=== Listing ===

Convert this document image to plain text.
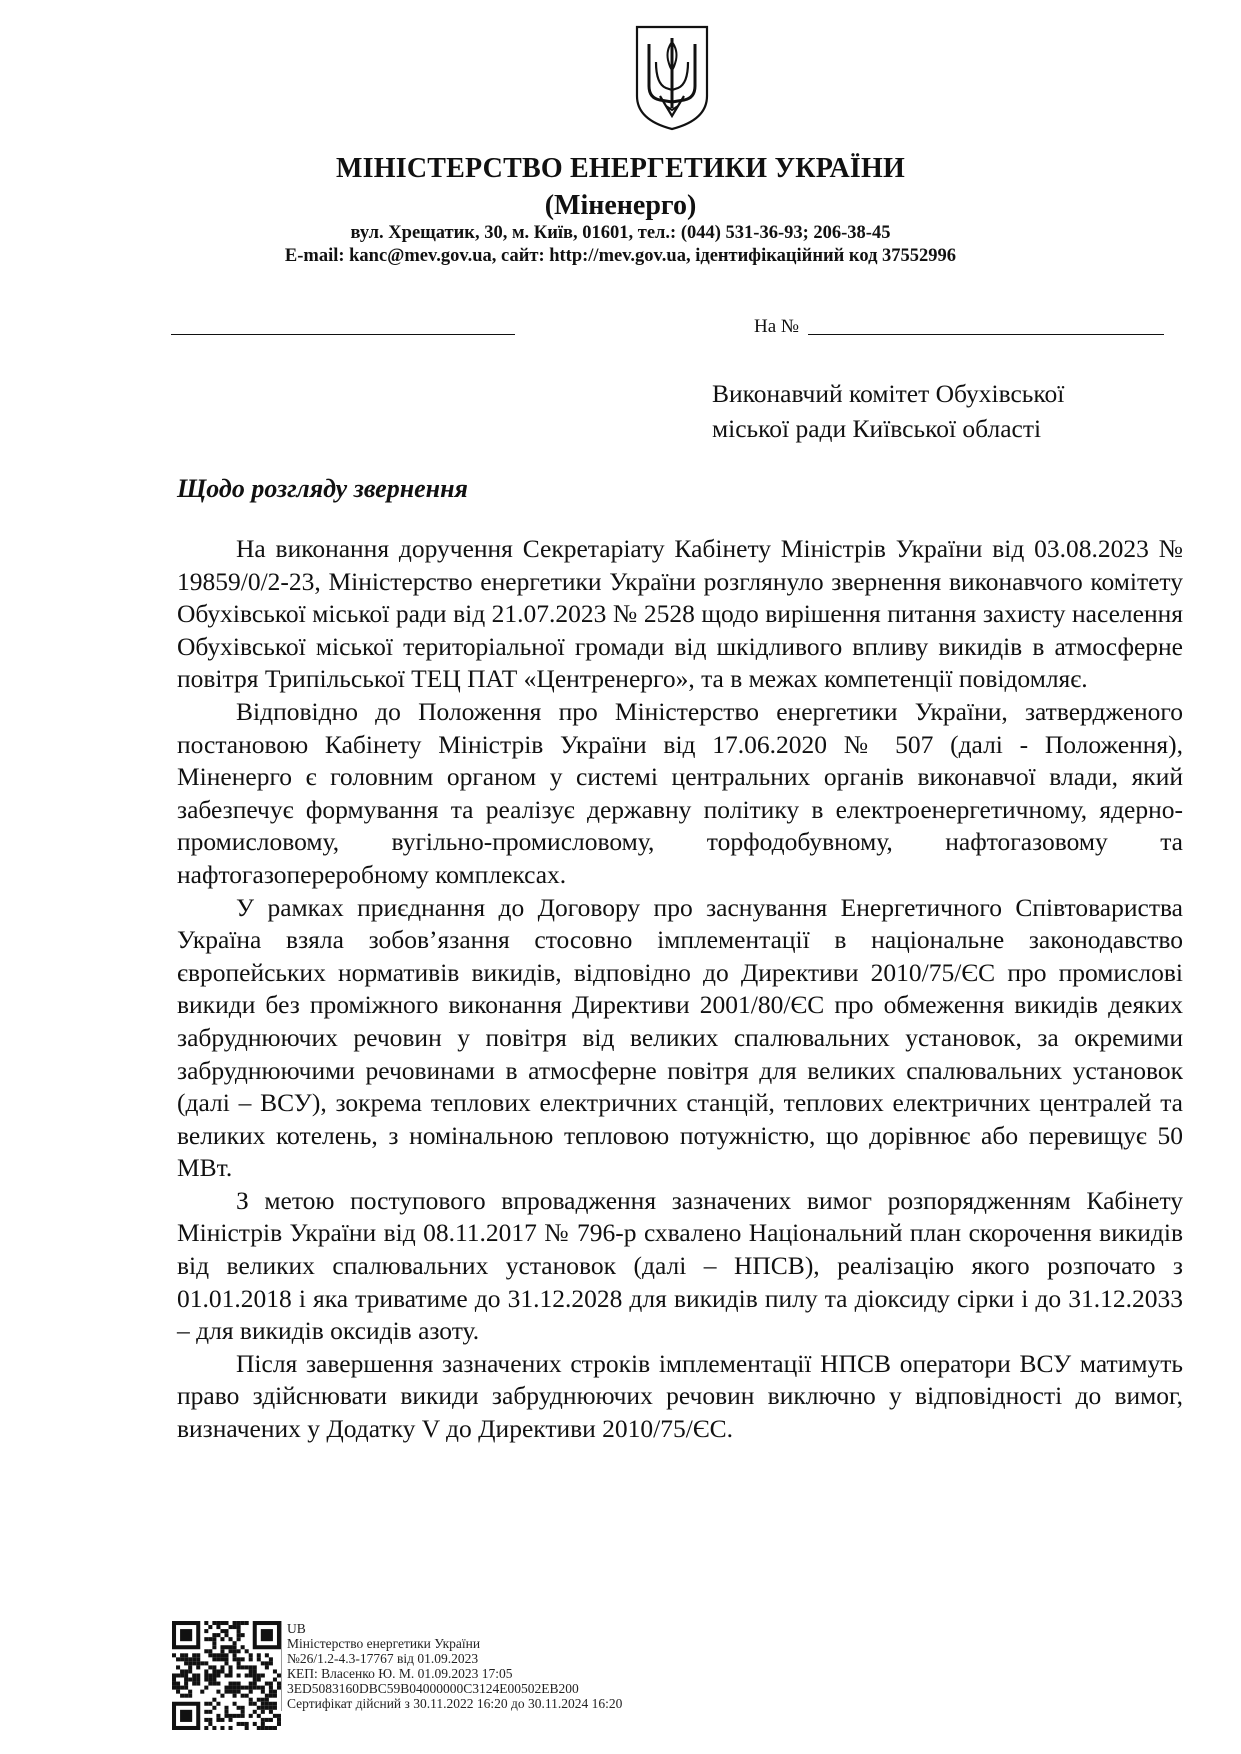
МІНІСТЕРСТВО ЕНЕРГЕТИКИ УКРАЇНИ
(Міненерго)
вул. Хрещатик, 30, м. Київ, 01601, тел.: (044) 531-36-93; 206-38-45
E-mail: kanc@mev.gov.ua, сайт: http://mev.gov.ua, ідентифікаційний код 37552996
На №
Виконавчий комітет Обухівської
міської ради Київської області
Щодо розгляду звернення

На виконання доручення Секретаріату Кабінету Міністрів України від 03.08.2023 № 19859/0/2-23, Міністерство енергетики України розглянуло звернення виконавчого комітету Обухівської міської ради від 21.07.2023 № 2528 щодо вирішення питання захисту населення Обухівської міської територіальної громади від шкідливого впливу викидів в атмосферне повітря Трипільської ТЕЦ ПАТ «Центренерго», та в межах компетенції повідомляє.

Відповідно до Положення про Міністерство енергетики України, затвердженого постановою Кабінету Міністрів України від 17.06.2020 № 507 (далі - Положення), Міненерго є головним органом у системі центральних органів виконавчої влади, який забезпечує формування та реалізує державну політику в електроенергетичному, ядерно-промисловому, вугільно-промисловому, торфодобувному, нафтогазовому та нафтогазопереробному комплексах.

У рамках приєднання до Договору про заснування Енергетичного Співтовариства Україна взяла зобов’язання стосовно імплементації в національне законодавство європейських нормативів викидів, відповідно до Директиви 2010/75/ЄС про промислові викиди без проміжного виконання Директиви 2001/80/ЄС про обмеження викидів деяких забруднюючих речовин у повітря від великих спалювальних установок, за окремими забруднюючими речовинами в атмосферне повітря для великих спалювальних установок (далі – ВСУ), зокрема теплових електричних станцій, теплових електричних централей та великих котелень, з номінальною тепловою потужністю, що дорівнює або перевищує 50 МВт.

З метою поступового впровадження зазначених вимог розпорядженням Кабінету Міністрів України від 08.11.2017 № 796-р схвалено Національний план скорочення викидів від великих спалювальних установок (далі – НПСВ), реалізацію якого розпочато з 01.01.2018 і яка триватиме до 31.12.2028 для викидів пилу та діоксиду сірки і до 31.12.2033 – для викидів оксидів азоту.

Після завершення зазначених строків імплементації НПСВ оператори ВСУ матимуть право здійснювати викиди забруднюючих речовин виключно у відповідності до вимог, визначених у Додатку V до Директиви 2010/75/ЄС.

UB
Міністерство енергетики України
№26/1.2-4.3-17767 від 01.09.2023
КЕП: Власенко Ю. М. 01.09.2023 17:05
3ED5083160DBC59B04000000C3124E00502EB200
Сертифікат дійсний з 30.11.2022 16:20 до 30.11.2024 16:20
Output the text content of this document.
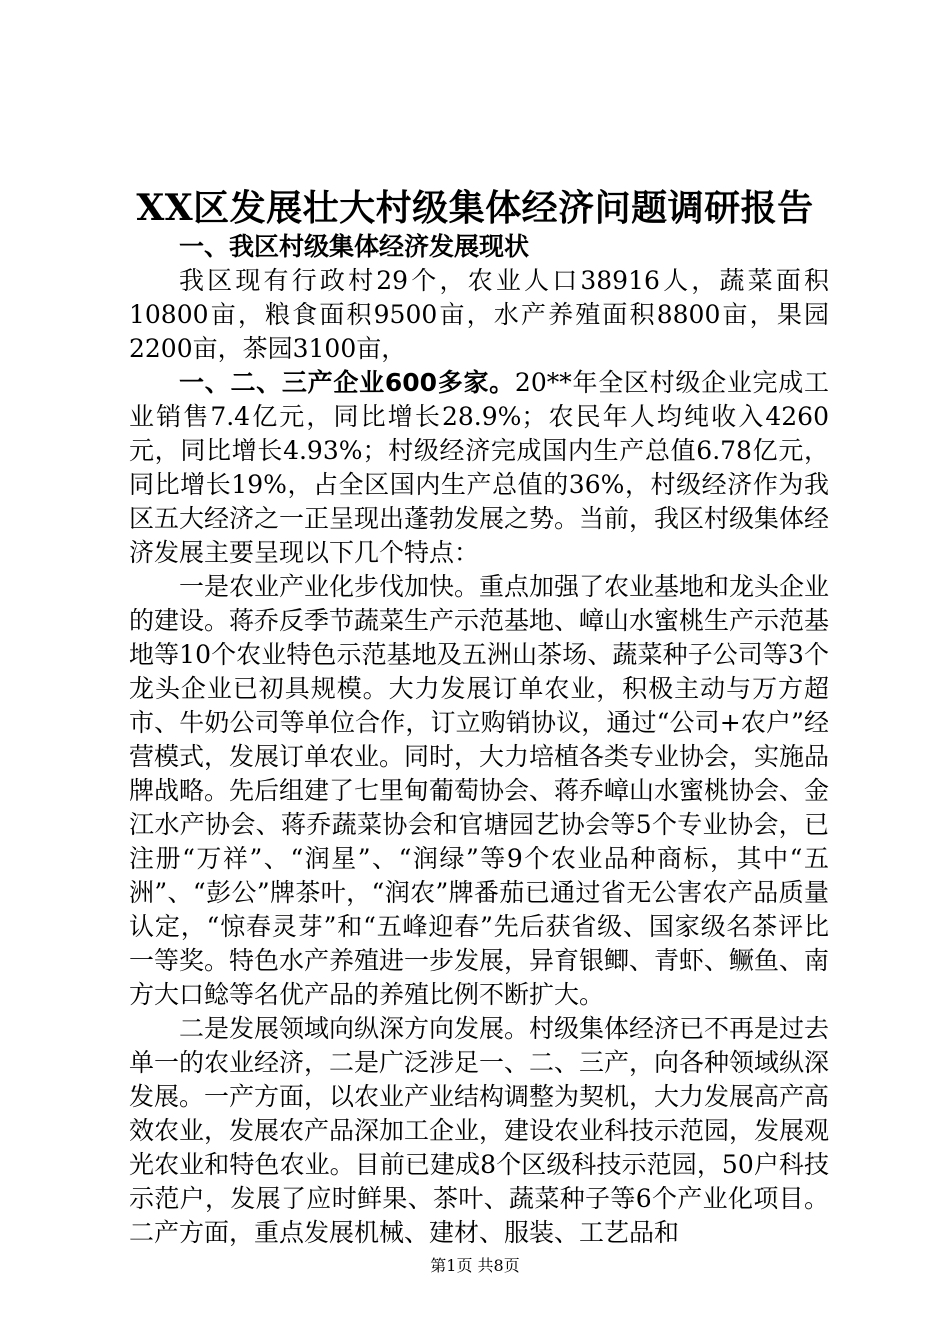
XX区发展壮大村级集体经济问题调研报告

一、我区村级集体经济发展现状

我区现有行政村29个，农业人口38916人，蔬菜面积10800亩，粮食面积9500亩，水产养殖面积8800亩，果园2200亩，茶园3100亩，

一、二、三产企业600多家。20**年全区村级企业完成工业销售7.4亿元，同比增长28.9%；农民年人均纯收入4260元，同比增长4.93%；村级经济完成国内生产总值6.78亿元，同比增长19%，占全区国内生产总值的36%，村级经济作为我区五大经济之一正呈现出蓬勃发展之势。当前，我区村级集体经济发展主要呈现以下几个特点：

一是农业产业化步伐加快。重点加强了农业基地和龙头企业的建设。蒋乔反季节蔬菜生产示范基地、嶂山水蜜桃生产示范基地等10个农业特色示范基地及五洲山茶场、蔬菜种子公司等3个龙头企业已初具规模。大力发展订单农业，积极主动与万方超市、牛奶公司等单位合作，订立购销协议，通过“公司+农户”经营模式，发展订单农业。同时，大力培植各类专业协会，实施品牌战略。先后组建了七里甸葡萄协会、蒋乔嶂山水蜜桃协会、金江水产协会、蒋乔蔬菜协会和官塘园艺协会等5个专业协会，已注册“万祥”、“润星”、“润绿”等9个农业品种商标，其中“五洲”、“彭公”牌茶叶，“润农”牌番茄已通过省无公害农产品质量认定，“惊春灵芽”和“五峰迎春”先后获省级、国家级名茶评比一等奖。特色水产养殖进一步发展，异育银鲫、青虾、鳜鱼、南方大口鲶等名优产品的养殖比例不断扩大。

二是发展领域向纵深方向发展。村级集体经济已不再是过去单一的农业经济，二是广泛涉足一、二、三产，向各种领域纵深发展。一产方面，以农业产业结构调整为契机，大力发展高产高效农业，发展农产品深加工企业，建设农业科技示范园，发展观光农业和特色农业。目前已建成8个区级科技示范园，50户科技示范户，发展了应时鲜果、茶叶、蔬菜种子等6个产业化项目。二产方面，重点发展机械、建材、服装、工艺品和

第1页 共8页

===

* Task
Pictures are excluded; copy every other part of the records exactly.

* Result for this task
Convert this document image to plain text.
МІНІСТЕРСТВО ЕНЕРГЕТИКИ УКРАЇНИ
(Міненерго)
вул. Хрещатик, 30, м. Київ, 01601, тел.: (044) 531-36-93; 206-38-45
E-mail: kanc@mev.gov.ua, сайт: http://mev.gov.ua, ідентифікаційний код 37552996
На №
Виконавчий комітет Обухівської
міської ради Київської області
Щодо розгляду звернення

На виконання доручення Секретаріату Кабінету Міністрів України від 03.08.2023 № 19859/0/2-23, Міністерство енергетики України розглянуло звернення виконавчого комітету Обухівської міської ради від 21.07.2023 № 2528 щодо вирішення питання захисту населення Обухівської міської територіальної громади від шкідливого впливу викидів в атмосферне повітря Трипільської ТЕЦ ПАТ «Центренерго», та в межах компетенції повідомляє.

Відповідно до Положення про Міністерство енергетики України, затвердженого постановою Кабінету Міністрів України від 17.06.2020 № 507 (далі - Положення), Міненерго є головним органом у системі центральних органів виконавчої влади, який забезпечує формування та реалізує державну політику в електроенергетичному, ядерно-промисловому, вугільно-промисловому, торфодобувному, нафтогазовому та нафтогазопереробному комплексах.

У рамках приєднання до Договору про заснування Енергетичного Співтовариства Україна взяла зобов’язання стосовно імплементації в національне законодавство європейських нормативів викидів, відповідно до Директиви 2010/75/ЄС про промислові викиди без проміжного виконання Директиви 2001/80/ЄС про обмеження викидів деяких забруднюючих речовин у повітря від великих спалювальних установок, за окремими забруднюючими речовинами в атмосферне повітря для великих спалювальних установок (далі – ВСУ), зокрема теплових електричних станцій, теплових електричних централей та великих котелень, з номінальною тепловою потужністю, що дорівнює або перевищує 50 МВт.

З метою поступового впровадження зазначених вимог розпорядженням Кабінету Міністрів України від 08.11.2017 № 796-р схвалено Національний план скорочення викидів від великих спалювальних установок (далі – НПСВ), реалізацію якого розпочато з 01.01.2018 і яка триватиме до 31.12.2028 для викидів пилу та діоксиду сірки і до 31.12.2033 – для викидів оксидів азоту.

Після завершення зазначених строків імплементації НПСВ оператори ВСУ матимуть право здійснювати викиди забруднюючих речовин виключно у відповідності до вимог, визначених у Додатку V до Директиви 2010/75/ЄС.

UB
Міністерство енергетики України
№26/1.2-4.3-17767 від 01.09.2023
КЕП: Власенко Ю. М. 01.09.2023 17:05
3ED5083160DBC59B04000000C3124E00502EB200
Сертифікат дійсний з 30.11.2022 16:20 до 30.11.2024 16:20
Output the text content of this document.
XX区发展壮大村级集体经济问题调研报告

一、我区村级集体经济发展现状

我区现有行政村29个，农业人口38916人，蔬菜面积10800亩，粮食面积9500亩，水产养殖面积8800亩，果园2200亩，茶园3100亩，

一、二、三产企业600多家。20**年全区村级企业完成工业销售7.4亿元，同比增长28.9%；农民年人均纯收入4260元，同比增长4.93%；村级经济完成国内生产总值6.78亿元，同比增长19%，占全区国内生产总值的36%，村级经济作为我区五大经济之一正呈现出蓬勃发展之势。当前，我区村级集体经济发展主要呈现以下几个特点：

一是农业产业化步伐加快。重点加强了农业基地和龙头企业的建设。蒋乔反季节蔬菜生产示范基地、嶂山水蜜桃生产示范基地等10个农业特色示范基地及五洲山茶场、蔬菜种子公司等3个龙头企业已初具规模。大力发展订单农业，积极主动与万方超市、牛奶公司等单位合作，订立购销协议，通过“公司+农户”经营模式，发展订单农业。同时，大力培植各类专业协会，实施品牌战略。先后组建了七里甸葡萄协会、蒋乔嶂山水蜜桃协会、金江水产协会、蒋乔蔬菜协会和官塘园艺协会等5个专业协会，已注册“万祥”、“润星”、“润绿”等9个农业品种商标，其中“五洲”、“彭公”牌茶叶，“润农”牌番茄已通过省无公害农产品质量认定，“惊春灵芽”和“五峰迎春”先后获省级、国家级名茶评比一等奖。特色水产养殖进一步发展，异育银鲫、青虾、鳜鱼、南方大口鲶等名优产品的养殖比例不断扩大。

二是发展领域向纵深方向发展。村级集体经济已不再是过去单一的农业经济，二是广泛涉足一、二、三产，向各种领域纵深发展。一产方面，以农业产业结构调整为契机，大力发展高产高效农业，发展农产品深加工企业，建设农业科技示范园，发展观光农业和特色农业。目前已建成8个区级科技示范园，50户科技示范户，发展了应时鲜果、茶叶、蔬菜种子等6个产业化项目。二产方面，重点发展机械、建材、服装、工艺品和

第1页 共8页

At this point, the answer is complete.